Selected text:
##########

From 73 eligible studies (65 ADC studies, 6 DTI studies, 9 IVIM studies), 6791 lesions (3930 malignant and 2861 benign) were included in the meta-analysis. Publication bias was evident for studies using the ADC and significant asymmetry was measured using Egger’s test (p < 0.0001). Results of pooled analysis and heterogeneity measures are given in Table 1. Substantial heterogeneity was present for all parameters except the perfusion fraction (f), however the low number of studies included in the analysis (n=3) for both λ1 and FA resulted in an undefined I2 value for specificity. The pooled sensitivity/specificity/AUC for ADC was 0.89/0.82/0.92. The highest performing parameter for DTI was the prime diffusion coefficient (λ1) with a pooled sensitivity/specificity/AUC of 0.93/0.90/0.94. The highest performing parameter for IVIM was tissue diffusivity (D) with a pooled sensitivity/specificity/AUC of 0.88/0.79/0.90. Forest plots for sensitivity and specificity are presented for all 3 parameters in Figure 1. sROC curves are presented in Figure 2.

Discussion

This is the first study to systematically compare all relevant diffusion techniques for quantitatively distinguishing benign and malignant breast lesions. The pooled sensitivities and specificities using DWI, IVIM and DTI in this meta-analysis were comparable to pooled sensitivity and of dynamic contrast-enhanced MRI specificity (93% and 71%, respectively)(5). For patients with allergies or impaired renal function where the use of a gadolinium-based contrast agent should be avoided, DWI can offer a non-contrast alternative. While IVIM is increasingly used in the breast and achieves a high diagnostic accuracy, there is still a lack of consistent methodology. There is a large variation in the number and range of b-values used and in the choice of parameters reported, with studies often using a combined thresholds approach. DTI also lacks standardisation in methodology and reporting of parameters. The prime diffusion direction λ1 and the mean diffusivity D achieved a diagnostic accuracy equal to or greater than the ADC, however the number of eligible studies included is very low.

Conclusion

DWI, DTI and IVIM are able to discriminate between malignant and benign lesions with a high sensitivity and specificity. IVIM is diagnostically comparable to ADC. DTI achieves a higher accuracy than ADC though the number of studies to date is limited. IVIM and DTI lack standardisation in methodology and parameters reported.

##########

Supplied information:
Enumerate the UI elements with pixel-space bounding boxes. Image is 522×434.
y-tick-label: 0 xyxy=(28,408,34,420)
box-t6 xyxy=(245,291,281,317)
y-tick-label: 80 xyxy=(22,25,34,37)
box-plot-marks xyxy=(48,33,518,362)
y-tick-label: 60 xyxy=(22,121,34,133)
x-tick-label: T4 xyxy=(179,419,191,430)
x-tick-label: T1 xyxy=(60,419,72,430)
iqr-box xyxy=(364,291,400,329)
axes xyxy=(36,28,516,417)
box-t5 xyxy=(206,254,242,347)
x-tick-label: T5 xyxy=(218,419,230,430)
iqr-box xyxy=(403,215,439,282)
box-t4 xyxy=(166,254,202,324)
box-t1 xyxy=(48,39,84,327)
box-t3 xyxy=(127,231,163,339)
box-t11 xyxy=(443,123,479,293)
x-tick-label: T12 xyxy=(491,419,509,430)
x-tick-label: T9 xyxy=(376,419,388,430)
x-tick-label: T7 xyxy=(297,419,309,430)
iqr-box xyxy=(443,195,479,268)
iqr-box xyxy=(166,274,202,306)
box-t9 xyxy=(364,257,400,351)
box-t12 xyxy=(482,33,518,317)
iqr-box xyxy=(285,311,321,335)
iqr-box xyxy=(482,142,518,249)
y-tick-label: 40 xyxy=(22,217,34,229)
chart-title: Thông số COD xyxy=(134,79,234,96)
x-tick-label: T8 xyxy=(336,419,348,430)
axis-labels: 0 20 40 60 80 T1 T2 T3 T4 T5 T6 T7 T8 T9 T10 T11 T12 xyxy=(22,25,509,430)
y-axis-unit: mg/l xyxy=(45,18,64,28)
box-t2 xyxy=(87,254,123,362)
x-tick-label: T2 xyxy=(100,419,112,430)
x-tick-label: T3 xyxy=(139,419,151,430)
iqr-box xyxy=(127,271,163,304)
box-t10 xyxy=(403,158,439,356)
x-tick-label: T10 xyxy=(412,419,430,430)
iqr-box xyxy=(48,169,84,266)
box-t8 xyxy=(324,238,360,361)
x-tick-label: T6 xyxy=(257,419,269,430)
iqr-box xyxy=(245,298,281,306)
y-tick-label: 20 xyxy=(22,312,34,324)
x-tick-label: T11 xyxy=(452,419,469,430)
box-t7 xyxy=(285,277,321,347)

##########

Prompt 1:
Reproduce the part of the diffusion MRI passage between "DWI, DTI and" and "and parameters reported.", inclusive.
Prompt 2:
In the diffusion MRI passage, which IVIM parameter performed best?
Prompt 3:
Continue the diffusion MRI passage from where it stops.

Task response 1:
DWI, DTI and IVIM are able to discriminate between malignant and benign lesions with a high sensitivity and specificity. IVIM is diagnostically comparable to ADC. DTI achieves a higher accuracy than ADC though the number of studies to date is limited. IVIM and DTI lack standardisation in methodology and parameters reported.

Task response 2:
Tissue diffusivity (D) performed best.

Task response 3:
Acknowledgements

No acknowledgement found.

References

1. Moher D, Liberati A, Tetzlaff J, Altman D, The, Group: PRISMA 2009 Checklist. PLoS Med 2009; 6.

2. Egger M, Davey Smith G, Schneider M, Minder C: Bias in meta-analysis detected by a simple, graphical test. BMJ 1997; 315:629–34.

3. Higgins JPT, Thompson SG, Deeks JJ, Altman DG: Measuring inconsistency in meta-analyses. BMJ 2003; 327:557–60.

4. Reitsma JB, Glas AS, Rutjes AWS, Scholten RJPM, Bossuyt PM, Zwinderman AH: Bivariate analysis of sensitivity and specificity produces informative summary measures in diagnostic reviews. J Clin Epidemiol 2005; 58:982–990.

5. Zhang L, Tang M, Min Z, Lu J, Lei X, Zhang X: Accuracy of combined dynamic contrast-enhanced magnetic resonance imaging and diffusion-weighted imaging for breast cancer detection: a meta-analysis. Acta radiol 2016; 57:651–660.

Figures

Table 1. Results of pooled estimates and heterogeneity measures

Figure 1. Forest plots of sensitivity and specificity with 95% confidence intervals using apparent diffusion coefficient (ADC), tissue diffusivity (D) and prime diffusion coefficient (λ1). Vertical lines denote pooled summary estimates of sensitivity and specificity.

Figure 2. Summary receiver operating characteristics (sROC) curves for apparent diffusion coefficient (ADC), tissue diffusivity (D) and prime diffusion coefficient (λ1) using the bivariate model with 95% confidence regions.